Source material:
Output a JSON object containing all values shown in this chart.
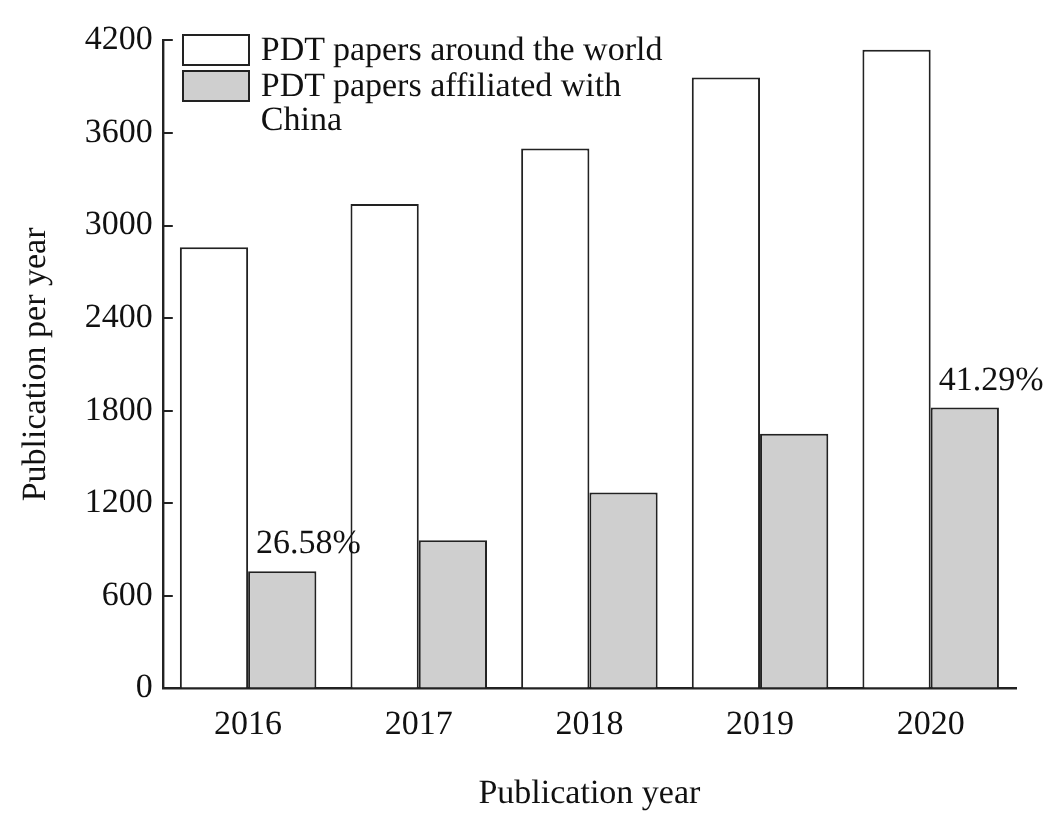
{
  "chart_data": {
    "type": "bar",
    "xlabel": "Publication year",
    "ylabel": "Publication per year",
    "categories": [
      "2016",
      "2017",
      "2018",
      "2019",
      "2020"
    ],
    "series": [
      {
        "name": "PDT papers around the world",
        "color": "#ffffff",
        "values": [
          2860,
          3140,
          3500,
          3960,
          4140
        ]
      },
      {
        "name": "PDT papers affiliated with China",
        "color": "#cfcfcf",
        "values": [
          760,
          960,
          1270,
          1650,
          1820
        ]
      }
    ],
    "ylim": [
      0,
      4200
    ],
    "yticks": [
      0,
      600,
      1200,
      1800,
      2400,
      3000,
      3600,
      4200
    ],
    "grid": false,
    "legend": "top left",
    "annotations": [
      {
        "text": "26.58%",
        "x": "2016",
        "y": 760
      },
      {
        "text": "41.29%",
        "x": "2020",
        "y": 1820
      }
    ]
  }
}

Exercise directions:
The pictures should not appear in the copy; every other part of the records above must be returned exactly.

Complete answer:
Output a JSON object containing all values shown in this chart.
{
  "chart_data": {
    "type": "bar",
    "xlabel": "Publication year",
    "ylabel": "Publication per year",
    "categories": [
      "2016",
      "2017",
      "2018",
      "2019",
      "2020"
    ],
    "series": [
      {
        "name": "PDT papers around the world",
        "color": "#ffffff",
        "values": [
          2860,
          3140,
          3500,
          3960,
          4140
        ]
      },
      {
        "name": "PDT papers affiliated with China",
        "color": "#cfcfcf",
        "values": [
          760,
          960,
          1270,
          1650,
          1820
        ]
      }
    ],
    "ylim": [
      0,
      4200
    ],
    "yticks": [
      0,
      600,
      1200,
      1800,
      2400,
      3000,
      3600,
      4200
    ],
    "grid": false,
    "legend": "top left",
    "annotations": [
      {
        "text": "26.58%",
        "x": "2016",
        "y": 760
      },
      {
        "text": "41.29%",
        "x": "2020",
        "y": 1820
      }
    ]
  }
}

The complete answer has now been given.